Short exercise
Repeat the material below exactly, with no pictures.

Provided entries
::::::::::

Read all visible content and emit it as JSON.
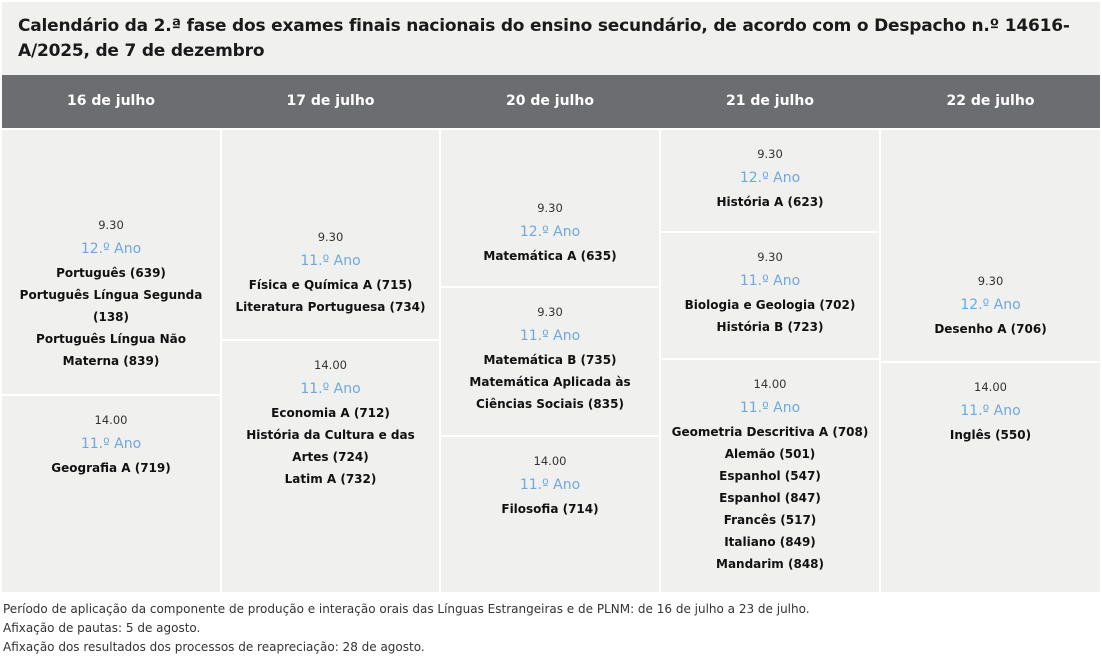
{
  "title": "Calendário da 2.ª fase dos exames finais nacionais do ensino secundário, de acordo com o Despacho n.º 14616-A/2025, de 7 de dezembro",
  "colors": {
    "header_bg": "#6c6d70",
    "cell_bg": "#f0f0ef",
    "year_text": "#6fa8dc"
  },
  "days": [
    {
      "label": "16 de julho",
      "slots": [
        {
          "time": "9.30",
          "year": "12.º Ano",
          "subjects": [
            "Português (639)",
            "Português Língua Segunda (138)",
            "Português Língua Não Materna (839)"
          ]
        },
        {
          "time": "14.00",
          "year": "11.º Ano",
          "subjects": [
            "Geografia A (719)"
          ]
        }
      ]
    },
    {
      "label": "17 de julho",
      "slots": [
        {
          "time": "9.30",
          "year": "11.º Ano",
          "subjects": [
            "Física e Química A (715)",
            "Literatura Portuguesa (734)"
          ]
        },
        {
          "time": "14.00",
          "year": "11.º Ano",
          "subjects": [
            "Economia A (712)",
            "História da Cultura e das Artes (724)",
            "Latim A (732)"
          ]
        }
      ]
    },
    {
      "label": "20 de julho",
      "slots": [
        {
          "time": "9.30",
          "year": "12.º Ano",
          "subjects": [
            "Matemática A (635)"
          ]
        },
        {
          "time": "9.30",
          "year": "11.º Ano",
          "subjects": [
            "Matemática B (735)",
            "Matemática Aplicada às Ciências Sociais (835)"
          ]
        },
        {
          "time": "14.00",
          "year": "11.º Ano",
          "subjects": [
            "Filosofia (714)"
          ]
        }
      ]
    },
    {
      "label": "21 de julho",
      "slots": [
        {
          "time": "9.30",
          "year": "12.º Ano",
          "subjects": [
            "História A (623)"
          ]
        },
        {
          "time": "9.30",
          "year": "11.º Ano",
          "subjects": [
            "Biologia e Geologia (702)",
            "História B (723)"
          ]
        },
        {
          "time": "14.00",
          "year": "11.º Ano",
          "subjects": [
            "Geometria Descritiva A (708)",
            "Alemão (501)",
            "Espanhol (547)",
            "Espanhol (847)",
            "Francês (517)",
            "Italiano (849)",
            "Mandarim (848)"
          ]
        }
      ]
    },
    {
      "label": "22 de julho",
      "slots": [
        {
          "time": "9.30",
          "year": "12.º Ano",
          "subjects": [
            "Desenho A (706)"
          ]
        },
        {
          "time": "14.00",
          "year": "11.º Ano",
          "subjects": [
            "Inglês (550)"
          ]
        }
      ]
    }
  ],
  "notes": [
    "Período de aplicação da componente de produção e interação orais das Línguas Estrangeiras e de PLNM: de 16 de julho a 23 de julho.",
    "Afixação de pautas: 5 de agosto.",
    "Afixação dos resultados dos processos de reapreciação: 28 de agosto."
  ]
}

::::::::::

Problem solution
Read all visible content and emit it as JSON.
{
  "title": "Calendário da 2.ª fase dos exames finais nacionais do ensino secundário, de acordo com o Despacho n.º 14616-A/2025, de 7 de dezembro",
  "colors": {
    "header_bg": "#6c6d70",
    "cell_bg": "#f0f0ef",
    "year_text": "#6fa8dc"
  },
  "days": [
    {
      "label": "16 de julho",
      "slots": [
        {
          "time": "9.30",
          "year": "12.º Ano",
          "subjects": [
            "Português (639)",
            "Português Língua Segunda (138)",
            "Português Língua Não Materna (839)"
          ]
        },
        {
          "time": "14.00",
          "year": "11.º Ano",
          "subjects": [
            "Geografia A (719)"
          ]
        }
      ]
    },
    {
      "label": "17 de julho",
      "slots": [
        {
          "time": "9.30",
          "year": "11.º Ano",
          "subjects": [
            "Física e Química A (715)",
            "Literatura Portuguesa (734)"
          ]
        },
        {
          "time": "14.00",
          "year": "11.º Ano",
          "subjects": [
            "Economia A (712)",
            "História da Cultura e das Artes (724)",
            "Latim A (732)"
          ]
        }
      ]
    },
    {
      "label": "20 de julho",
      "slots": [
        {
          "time": "9.30",
          "year": "12.º Ano",
          "subjects": [
            "Matemática A (635)"
          ]
        },
        {
          "time": "9.30",
          "year": "11.º Ano",
          "subjects": [
            "Matemática B (735)",
            "Matemática Aplicada às Ciências Sociais (835)"
          ]
        },
        {
          "time": "14.00",
          "year": "11.º Ano",
          "subjects": [
            "Filosofia (714)"
          ]
        }
      ]
    },
    {
      "label": "21 de julho",
      "slots": [
        {
          "time": "9.30",
          "year": "12.º Ano",
          "subjects": [
            "História A (623)"
          ]
        },
        {
          "time": "9.30",
          "year": "11.º Ano",
          "subjects": [
            "Biologia e Geologia (702)",
            "História B (723)"
          ]
        },
        {
          "time": "14.00",
          "year": "11.º Ano",
          "subjects": [
            "Geometria Descritiva A (708)",
            "Alemão (501)",
            "Espanhol (547)",
            "Espanhol (847)",
            "Francês (517)",
            "Italiano (849)",
            "Mandarim (848)"
          ]
        }
      ]
    },
    {
      "label": "22 de julho",
      "slots": [
        {
          "time": "9.30",
          "year": "12.º Ano",
          "subjects": [
            "Desenho A (706)"
          ]
        },
        {
          "time": "14.00",
          "year": "11.º Ano",
          "subjects": [
            "Inglês (550)"
          ]
        }
      ]
    }
  ],
  "notes": [
    "Período de aplicação da componente de produção e interação orais das Línguas Estrangeiras e de PLNM: de 16 de julho a 23 de julho.",
    "Afixação de pautas: 5 de agosto.",
    "Afixação dos resultados dos processos de reapreciação: 28 de agosto."
  ]
}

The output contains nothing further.